__What you need to do__
Restate the whole listing exactly.

·····

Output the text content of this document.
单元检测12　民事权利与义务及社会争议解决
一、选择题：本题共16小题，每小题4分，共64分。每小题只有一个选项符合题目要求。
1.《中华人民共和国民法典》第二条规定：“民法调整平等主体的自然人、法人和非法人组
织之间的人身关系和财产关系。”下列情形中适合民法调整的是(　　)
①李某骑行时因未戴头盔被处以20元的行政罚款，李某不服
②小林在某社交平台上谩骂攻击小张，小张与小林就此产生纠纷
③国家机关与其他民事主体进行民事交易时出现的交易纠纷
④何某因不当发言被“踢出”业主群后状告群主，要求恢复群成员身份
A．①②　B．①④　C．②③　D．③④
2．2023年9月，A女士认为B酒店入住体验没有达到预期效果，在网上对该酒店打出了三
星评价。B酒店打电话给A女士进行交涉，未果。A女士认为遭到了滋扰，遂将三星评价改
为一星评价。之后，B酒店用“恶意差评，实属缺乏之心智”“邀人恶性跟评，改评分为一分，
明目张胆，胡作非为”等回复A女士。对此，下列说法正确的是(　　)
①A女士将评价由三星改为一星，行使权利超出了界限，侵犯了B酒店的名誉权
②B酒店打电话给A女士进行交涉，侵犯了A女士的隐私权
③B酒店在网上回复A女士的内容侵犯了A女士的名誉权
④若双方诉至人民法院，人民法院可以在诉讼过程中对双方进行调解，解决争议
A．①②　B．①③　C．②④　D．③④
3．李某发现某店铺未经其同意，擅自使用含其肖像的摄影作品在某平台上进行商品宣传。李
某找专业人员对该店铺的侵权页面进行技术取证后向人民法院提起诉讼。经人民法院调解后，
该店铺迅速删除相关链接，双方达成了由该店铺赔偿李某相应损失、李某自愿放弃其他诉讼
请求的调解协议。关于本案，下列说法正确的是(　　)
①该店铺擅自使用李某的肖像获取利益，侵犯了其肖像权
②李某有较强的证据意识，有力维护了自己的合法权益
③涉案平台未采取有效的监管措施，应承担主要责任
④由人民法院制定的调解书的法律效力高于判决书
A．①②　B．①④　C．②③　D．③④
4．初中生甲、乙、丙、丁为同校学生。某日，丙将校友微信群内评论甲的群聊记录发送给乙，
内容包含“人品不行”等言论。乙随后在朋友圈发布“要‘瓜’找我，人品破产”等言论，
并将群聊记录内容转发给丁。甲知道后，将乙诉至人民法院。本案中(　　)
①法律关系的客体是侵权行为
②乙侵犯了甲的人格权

·····

__Answer to the task__
Output the text content of this document.
单元检测12　民事权利与义务及社会争议解决
一、选择题：本题共16小题，每小题4分，共64分。每小题只有一个选项符合题目要求。
1.《中华人民共和国民法典》第二条规定：“民法调整平等主体的自然人、法人和非法人组
织之间的人身关系和财产关系。”下列情形中适合民法调整的是(　　)
①李某骑行时因未戴头盔被处以20元的行政罚款，李某不服
②小林在某社交平台上谩骂攻击小张，小张与小林就此产生纠纷
③国家机关与其他民事主体进行民事交易时出现的交易纠纷
④何某因不当发言被“踢出”业主群后状告群主，要求恢复群成员身份
A．①②　B．①④　C．②③　D．③④
2．2023年9月，A女士认为B酒店入住体验没有达到预期效果，在网上对该酒店打出了三
星评价。B酒店打电话给A女士进行交涉，未果。A女士认为遭到了滋扰，遂将三星评价改
为一星评价。之后，B酒店用“恶意差评，实属缺乏之心智”“邀人恶性跟评，改评分为一分，
明目张胆，胡作非为”等回复A女士。对此，下列说法正确的是(　　)
①A女士将评价由三星改为一星，行使权利超出了界限，侵犯了B酒店的名誉权
②B酒店打电话给A女士进行交涉，侵犯了A女士的隐私权
③B酒店在网上回复A女士的内容侵犯了A女士的名誉权
④若双方诉至人民法院，人民法院可以在诉讼过程中对双方进行调解，解决争议
A．①②　B．①③　C．②④　D．③④
3．李某发现某店铺未经其同意，擅自使用含其肖像的摄影作品在某平台上进行商品宣传。李
某找专业人员对该店铺的侵权页面进行技术取证后向人民法院提起诉讼。经人民法院调解后，
该店铺迅速删除相关链接，双方达成了由该店铺赔偿李某相应损失、李某自愿放弃其他诉讼
请求的调解协议。关于本案，下列说法正确的是(　　)
①该店铺擅自使用李某的肖像获取利益，侵犯了其肖像权
②李某有较强的证据意识，有力维护了自己的合法权益
③涉案平台未采取有效的监管措施，应承担主要责任
④由人民法院制定的调解书的法律效力高于判决书
A．①②　B．①④　C．②③　D．③④
4．初中生甲、乙、丙、丁为同校学生。某日，丙将校友微信群内评论甲的群聊记录发送给乙，
内容包含“人品不行”等言论。乙随后在朋友圈发布“要‘瓜’找我，人品破产”等言论，
并将群聊记录内容转发给丁。甲知道后，将乙诉至人民法院。本案中(　　)
①法律关系的客体是侵权行为
②乙侵犯了甲的人格权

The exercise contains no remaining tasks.